### TASK DIRECTIONS
Retype each entry below, keeping every character the same.

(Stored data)
########
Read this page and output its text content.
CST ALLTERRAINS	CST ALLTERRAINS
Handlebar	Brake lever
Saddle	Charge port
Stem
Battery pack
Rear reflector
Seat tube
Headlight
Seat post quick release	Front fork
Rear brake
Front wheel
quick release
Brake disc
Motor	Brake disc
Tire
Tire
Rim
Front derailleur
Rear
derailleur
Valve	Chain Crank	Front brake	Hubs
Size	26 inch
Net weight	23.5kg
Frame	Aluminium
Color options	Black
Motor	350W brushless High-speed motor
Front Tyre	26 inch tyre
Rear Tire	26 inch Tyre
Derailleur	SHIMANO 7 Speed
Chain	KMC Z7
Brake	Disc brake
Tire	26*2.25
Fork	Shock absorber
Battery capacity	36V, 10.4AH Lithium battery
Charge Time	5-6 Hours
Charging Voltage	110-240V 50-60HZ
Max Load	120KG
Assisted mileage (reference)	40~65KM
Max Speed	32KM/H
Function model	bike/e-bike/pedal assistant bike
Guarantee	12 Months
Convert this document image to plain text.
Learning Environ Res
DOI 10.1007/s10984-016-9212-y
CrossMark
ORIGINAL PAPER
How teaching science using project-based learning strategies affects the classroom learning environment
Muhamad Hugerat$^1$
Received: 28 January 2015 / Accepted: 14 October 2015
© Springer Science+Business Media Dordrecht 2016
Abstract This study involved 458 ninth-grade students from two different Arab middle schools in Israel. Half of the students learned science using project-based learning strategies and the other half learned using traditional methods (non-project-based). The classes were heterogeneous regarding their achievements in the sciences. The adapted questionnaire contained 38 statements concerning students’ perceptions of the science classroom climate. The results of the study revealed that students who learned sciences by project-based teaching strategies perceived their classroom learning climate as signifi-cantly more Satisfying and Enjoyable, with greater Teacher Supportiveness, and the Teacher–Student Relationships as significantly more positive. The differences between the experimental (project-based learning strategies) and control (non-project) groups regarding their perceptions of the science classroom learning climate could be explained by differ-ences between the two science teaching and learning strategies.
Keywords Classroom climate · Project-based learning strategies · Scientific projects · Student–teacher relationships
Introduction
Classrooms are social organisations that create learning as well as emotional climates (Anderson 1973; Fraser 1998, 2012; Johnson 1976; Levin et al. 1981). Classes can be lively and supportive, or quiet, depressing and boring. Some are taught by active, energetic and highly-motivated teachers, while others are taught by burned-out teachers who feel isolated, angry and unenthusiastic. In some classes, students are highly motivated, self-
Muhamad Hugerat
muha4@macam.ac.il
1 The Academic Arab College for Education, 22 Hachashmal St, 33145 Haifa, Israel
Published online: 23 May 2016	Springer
########
### RESPONSE BELOW
Read this page and output its text content.
CST ALLTERRAINS	CST ALLTERRAINS
Handlebar	Brake lever
Saddle	Charge port
Stem
Battery pack
Rear reflector
Seat tube
Headlight
Seat post quick release	Front fork
Rear brake
Front wheel
quick release
Brake disc
Motor	Brake disc
Tire
Tire
Rim
Front derailleur
Rear
derailleur
Valve	Chain Crank	Front brake	Hubs
Size	26 inch
Net weight	23.5kg
Frame	Aluminium
Color options	Black
Motor	350W brushless High-speed motor
Front Tyre	26 inch tyre
Rear Tire	26 inch Tyre
Derailleur	SHIMANO 7 Speed
Chain	KMC Z7
Brake	Disc brake
Tire	26*2.25
Fork	Shock absorber
Battery capacity	36V, 10.4AH Lithium battery
Charge Time	5-6 Hours
Charging Voltage	110-240V 50-60HZ
Max Load	120KG
Assisted mileage (reference)	40~65KM
Max Speed	32KM/H
Function model	bike/e-bike/pedal assistant bike
Guarantee	12 Months
Convert this document image to plain text.
Learning Environ Res
DOI 10.1007/s10984-016-9212-y
CrossMark
ORIGINAL PAPER
How teaching science using project-based learning strategies affects the classroom learning environment
Muhamad Hugerat$^1$
Received: 28 January 2015 / Accepted: 14 October 2015
© Springer Science+Business Media Dordrecht 2016
Abstract This study involved 458 ninth-grade students from two different Arab middle schools in Israel. Half of the students learned science using project-based learning strategies and the other half learned using traditional methods (non-project-based). The classes were heterogeneous regarding their achievements in the sciences. The adapted questionnaire contained 38 statements concerning students’ perceptions of the science classroom climate. The results of the study revealed that students who learned sciences by project-based teaching strategies perceived their classroom learning climate as signifi-cantly more Satisfying and Enjoyable, with greater Teacher Supportiveness, and the Teacher–Student Relationships as significantly more positive. The differences between the experimental (project-based learning strategies) and control (non-project) groups regarding their perceptions of the science classroom learning climate could be explained by differ-ences between the two science teaching and learning strategies.
Keywords Classroom climate · Project-based learning strategies · Scientific projects · Student–teacher relationships
Introduction
Classrooms are social organisations that create learning as well as emotional climates (Anderson 1973; Fraser 1998, 2012; Johnson 1976; Levin et al. 1981). Classes can be lively and supportive, or quiet, depressing and boring. Some are taught by active, energetic and highly-motivated teachers, while others are taught by burned-out teachers who feel isolated, angry and unenthusiastic. In some classes, students are highly motivated, self-
Muhamad Hugerat
muha4@macam.ac.il
1 The Academic Arab College for Education, 22 Hachashmal St, 33145 Haifa, Israel
Published online: 23 May 2016	Springer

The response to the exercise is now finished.